[Records that describe figures]
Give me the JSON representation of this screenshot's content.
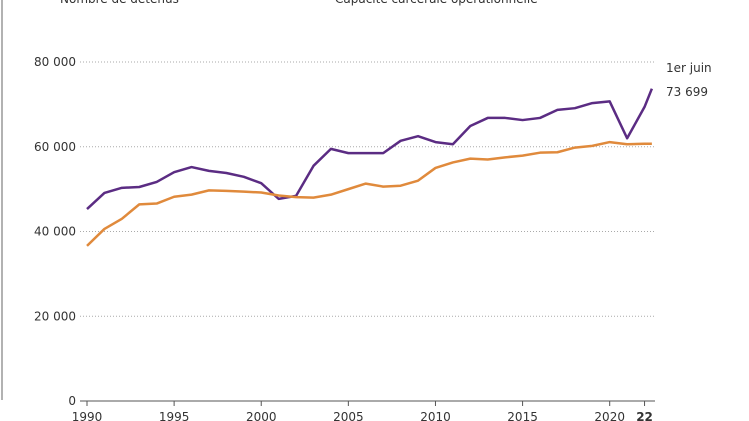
{
  "chart_data": {
    "type": "line",
    "annotation": "1er juin",
    "x": [
      1990,
      1991,
      1992,
      1993,
      1994,
      1995,
      1996,
      1997,
      1998,
      1999,
      2000,
      2001,
      2002,
      2003,
      2004,
      2005,
      2006,
      2007,
      2008,
      2009,
      2010,
      2011,
      2012,
      2013,
      2014,
      2015,
      2016,
      2017,
      2018,
      2019,
      2020,
      2021,
      2022,
      2022.42
    ],
    "series": [
      {
        "name": "Nombre de détenus",
        "color": "#5b2c83",
        "values": [
          45300,
          49100,
          50300,
          50500,
          51700,
          54000,
          55200,
          54300,
          53800,
          52900,
          51400,
          47700,
          48400,
          55500,
          59500,
          58500,
          58500,
          58500,
          61400,
          62500,
          61100,
          60600,
          64900,
          66800,
          66800,
          66300,
          66800,
          68700,
          69100,
          70300,
          70700,
          62000,
          69400,
          73699
        ],
        "value_labels": [
          null,
          null,
          null,
          null,
          null,
          null,
          null,
          null,
          null,
          null,
          null,
          null,
          null,
          null,
          null,
          null,
          null,
          null,
          null,
          null,
          null,
          null,
          null,
          null,
          null,
          null,
          null,
          null,
          null,
          null,
          null,
          null,
          null,
          "73 699"
        ]
      },
      {
        "name": "Capacité carcérale opérationnelle",
        "color": "#e08a3c",
        "values": [
          36600,
          40600,
          43000,
          46400,
          46600,
          48200,
          48700,
          49700,
          49600,
          49400,
          49200,
          48500,
          48100,
          48000,
          48700,
          50000,
          51300,
          50600,
          50800,
          52000,
          55000,
          56300,
          57200,
          57000,
          57500,
          57900,
          58600,
          58700,
          59800,
          60200,
          61100,
          60600,
          60700,
          60700
        ]
      }
    ],
    "xlim": [
      1990,
      2022.6
    ],
    "xticks": [
      1990,
      1995,
      2000,
      2005,
      2010,
      2015,
      2020,
      {
        "value": 2022,
        "label": "22"
      }
    ],
    "ylim": [
      0,
      80000
    ],
    "yticks": [
      0,
      {
        "value": 20000,
        "label": "20 000"
      },
      {
        "value": 40000,
        "label": "40 000"
      },
      {
        "value": 60000,
        "label": "60 000"
      },
      {
        "value": 80000,
        "label": "80 000"
      }
    ],
    "grid": true
  }
}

- _To do_: Your job is to transcribe the entries above exactly; skip the pictures.

- _Final result_:
Give me the JSON representation of this screenshot's content.
{
  "chart_data": {
    "type": "line",
    "annotation": "1er juin",
    "x": [
      1990,
      1991,
      1992,
      1993,
      1994,
      1995,
      1996,
      1997,
      1998,
      1999,
      2000,
      2001,
      2002,
      2003,
      2004,
      2005,
      2006,
      2007,
      2008,
      2009,
      2010,
      2011,
      2012,
      2013,
      2014,
      2015,
      2016,
      2017,
      2018,
      2019,
      2020,
      2021,
      2022,
      2022.42
    ],
    "series": [
      {
        "name": "Nombre de détenus",
        "color": "#5b2c83",
        "values": [
          45300,
          49100,
          50300,
          50500,
          51700,
          54000,
          55200,
          54300,
          53800,
          52900,
          51400,
          47700,
          48400,
          55500,
          59500,
          58500,
          58500,
          58500,
          61400,
          62500,
          61100,
          60600,
          64900,
          66800,
          66800,
          66300,
          66800,
          68700,
          69100,
          70300,
          70700,
          62000,
          69400,
          73699
        ],
        "value_labels": [
          null,
          null,
          null,
          null,
          null,
          null,
          null,
          null,
          null,
          null,
          null,
          null,
          null,
          null,
          null,
          null,
          null,
          null,
          null,
          null,
          null,
          null,
          null,
          null,
          null,
          null,
          null,
          null,
          null,
          null,
          null,
          null,
          null,
          "73 699"
        ]
      },
      {
        "name": "Capacité carcérale opérationnelle",
        "color": "#e08a3c",
        "values": [
          36600,
          40600,
          43000,
          46400,
          46600,
          48200,
          48700,
          49700,
          49600,
          49400,
          49200,
          48500,
          48100,
          48000,
          48700,
          50000,
          51300,
          50600,
          50800,
          52000,
          55000,
          56300,
          57200,
          57000,
          57500,
          57900,
          58600,
          58700,
          59800,
          60200,
          61100,
          60600,
          60700,
          60700
        ]
      }
    ],
    "xlim": [
      1990,
      2022.6
    ],
    "xticks": [
      1990,
      1995,
      2000,
      2005,
      2010,
      2015,
      2020,
      {
        "value": 2022,
        "label": "22"
      }
    ],
    "ylim": [
      0,
      80000
    ],
    "yticks": [
      0,
      {
        "value": 20000,
        "label": "20 000"
      },
      {
        "value": 40000,
        "label": "40 000"
      },
      {
        "value": 60000,
        "label": "60 000"
      },
      {
        "value": 80000,
        "label": "80 000"
      }
    ],
    "grid": true
  }
}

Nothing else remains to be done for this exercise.